**** Records supplied
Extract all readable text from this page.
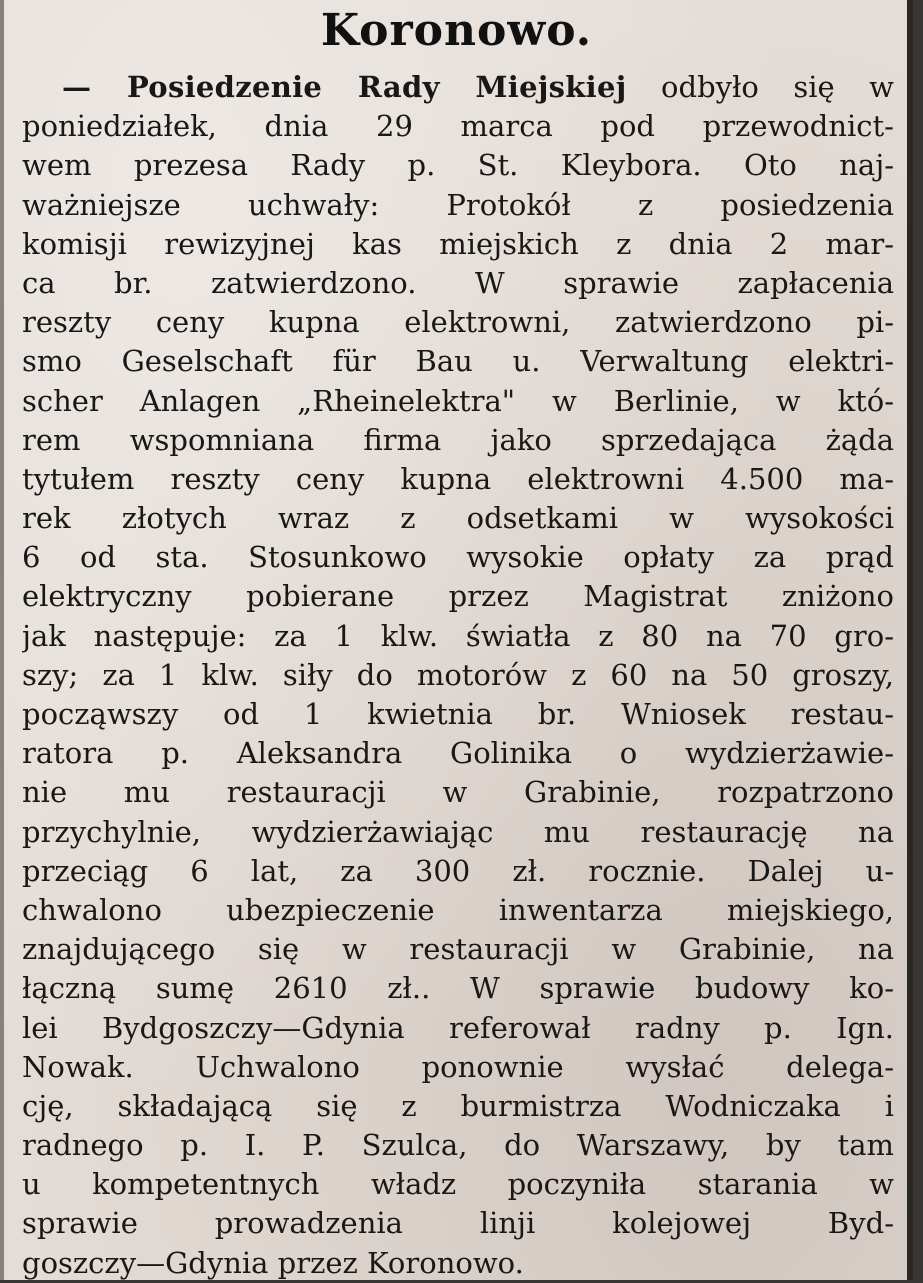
Koronowo.
— Posiedzenie Rady Miejskiej odbyło się w
poniedziałek, dnia 29 marca pod przewodnict-
wem prezesa Rady p. St. Kleybora. Oto naj-
ważniejsze uchwały: Protokół z posiedzenia
komisji rewizyjnej kas miejskich z dnia 2 mar-
ca br. zatwierdzono. W sprawie zapłacenia
reszty ceny kupna elektrowni, zatwierdzono pi-
smo Geselschaft für Bau u. Verwaltung elektri-
scher Anlagen „Rheinelektra" w Berlinie, w któ-
rem wspomniana firma jako sprzedająca żąda
tytułem reszty ceny kupna elektrowni 4.500 ma-
rek złotych wraz z odsetkami w wysokości
6 od sta. Stosunkowo wysokie opłaty za prąd
elektryczny pobierane przez Magistrat zniżono
jak następuje: za 1 klw. światła z 80 na 70 gro-
szy; za 1 klw. siły do motorów z 60 na 50 groszy,
począwszy od 1 kwietnia br. Wniosek restau-
ratora p. Aleksandra Golinika o wydzierżawie-
nie mu restauracji w Grabinie, rozpatrzono
przychylnie, wydzierżawiając mu restaurację na
przeciąg 6 lat, za 300 zł. rocznie. Dalej u-
chwalono ubezpieczenie inwentarza miejskiego,
znajdującego się w restauracji w Grabinie, na
łączną sumę 2610 zł.. W sprawie budowy ko-
lei Bydgoszczy—Gdynia referował radny p. Ign.
Nowak. Uchwalono ponownie wysłać delega-
cję, składającą się z burmistrza Wodniczaka i
radnego p. I. P. Szulca, do Warszawy, by tam
u kompetentnych władz poczyniła starania w
sprawie prowadzenia linji kolejowej Byd-
goszczy—Gdynia przez Koronowo.
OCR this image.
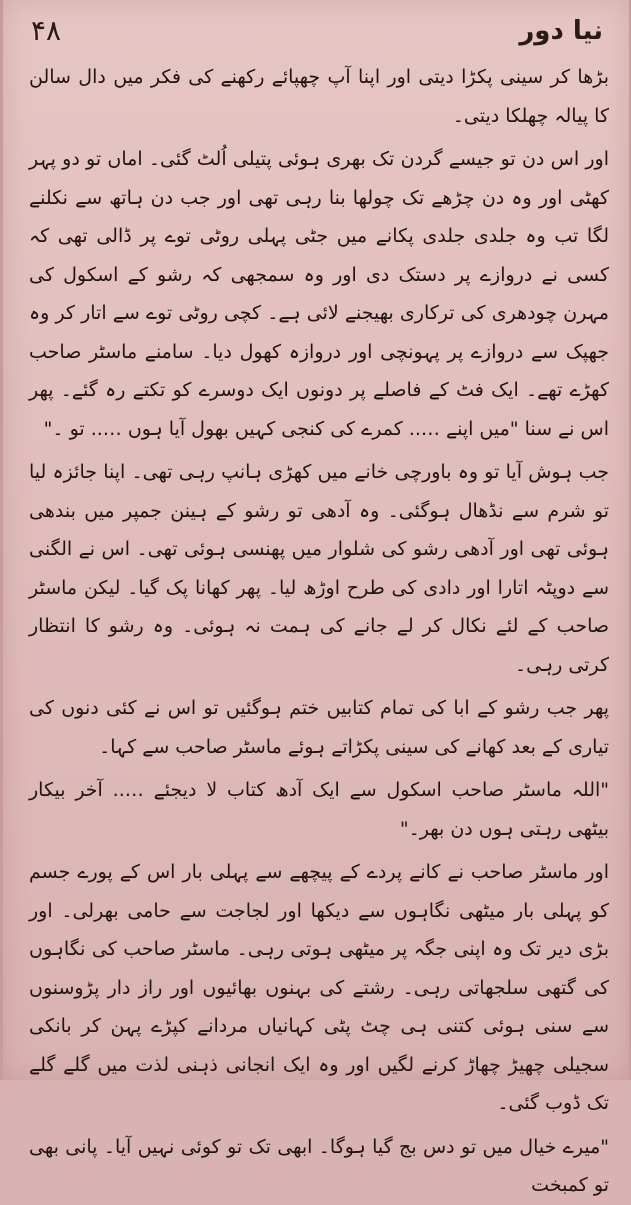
۴۸	نیا دور

بڑھا کر سینی پکڑا دیتی اور اپنا آپ چھپائے رکھنے کی فکر میں دال سالن کا پیالہ چھلکا دیتی۔

اور اس دن تو جیسے گردن تک بھری ہوئی پتیلی اُلٹ گئی۔ اماں تو دو پہر کھٹی اور وہ دن چڑھے تک چولھا بنا رہی تھی اور جب دن ہاتھ سے نکلنے لگا تب وہ جلدی جلدی پکانے میں جٹی پہلی روٹی توے پر ڈالی تھی کہ کسی نے دروازے پر دستک دی اور وہ سمجھی کہ رشو کے اسکول کی مہرن چودھری کی ترکاری بھیجنے لائی ہے۔ کچی روٹی توے سے اتار کر وہ جھپک سے دروازے پر پہونچی اور دروازہ کھول دیا۔ سامنے ماسٹر صاحب کھڑے تھے۔ ایک فٹ کے فاصلے پر دونوں ایک دوسرے کو تکتے رہ گئے۔ پھر اس نے سنا "میں اپنے ….. کمرے کی کنجی کہیں بھول آیا ہوں ….. تو ۔"

جب ہوش آیا تو وہ باورچی خانے میں کھڑی ہانپ رہی تھی۔ اپنا جائزہ لیا تو شرم سے نڈھال ہوگئی۔ وہ آدھی تو رشو کے ہینن جمپر میں بندھی ہوئی تھی اور آدھی رشو کی شلوار میں پھنسی ہوئی تھی۔ اس نے الگنی سے دوپٹہ اتارا اور دادی کی طرح اوڑھ لیا۔ پھر کھانا پک گیا۔ لیکن ماسٹر صاحب کے لئے نکال کر لے جانے کی ہمت نہ ہوئی۔ وہ رشو کا انتظار کرتی رہی۔

پھر جب رشو کے ابا کی تمام کتابیں ختم ہوگئیں تو اس نے کئی دنوں کی تیاری کے بعد کھانے کی سینی پکڑاتے ہوئے ماسٹر صاحب سے کہا۔

"اللہ ماسٹر صاحب اسکول سے ایک آدھ کتاب لا دیجئے ….. آخر بیکار بیٹھی رہتی ہوں دن بھر۔"

اور ماسٹر صاحب نے کانے پردے کے پیچھے سے پہلی بار اس کے پورے جسم کو پہلی بار میٹھی نگاہوں سے دیکھا اور لجاجت سے حامی بھرلی۔ اور بڑی دیر تک وہ اپنی جگہ پر میٹھی ہوتی رہی۔ ماسٹر صاحب کی نگاہوں کی گتھی سلجھاتی رہی۔ رشتے کی بہنوں بھائیوں اور راز دار پڑوسنوں سے سنی ہوئی کتنی ہی چٹ پٹی کہانیاں مردانے کپڑے پہن کر بانکی سجیلی چھیڑ چھاڑ کرنے لگیں اور وہ ایک انجانی ذہنی لذت میں گلے گلے تک ڈوب گئی۔

"میرے خیال میں تو دس بج گیا ہوگا۔ ابھی تک تو کوئی نہیں آیا۔ پانی بھی تو کمبخت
********
Instructions to follow
Copy all the lines above that hold the string "اسکول".

Written answer
اور اس دن تو جیسے گردن تک بھری ہوئی پتیلی اُلٹ گئی۔ اماں تو دو پہر کھٹی اور وہ دن چڑھے تک چولھا بنا رہی تھی اور جب دن ہاتھ سے نکلنے لگا تب وہ جلدی جلدی پکانے میں جٹی پہلی روٹی توے پر ڈالی تھی کہ کسی نے دروازے پر دستک دی اور وہ سمجھی کہ رشو کے اسکول کی مہرن چودھری کی ترکاری بھیجنے لائی ہے۔ کچی روٹی توے سے اتار کر وہ جھپک سے دروازے پر پہونچی اور دروازہ کھول دیا۔ سامنے ماسٹر صاحب کھڑے تھے۔ ایک فٹ کے فاصلے پر دونوں ایک دوسرے کو تکتے رہ گئے۔ پھر اس نے سنا "میں اپنے ….. کمرے کی کنجی کہیں بھول آیا ہوں ….. تو ۔"
"اللہ ماسٹر صاحب اسکول سے ایک آدھ کتاب لا دیجئے ….. آخر بیکار بیٹھی رہتی ہوں دن بھر۔"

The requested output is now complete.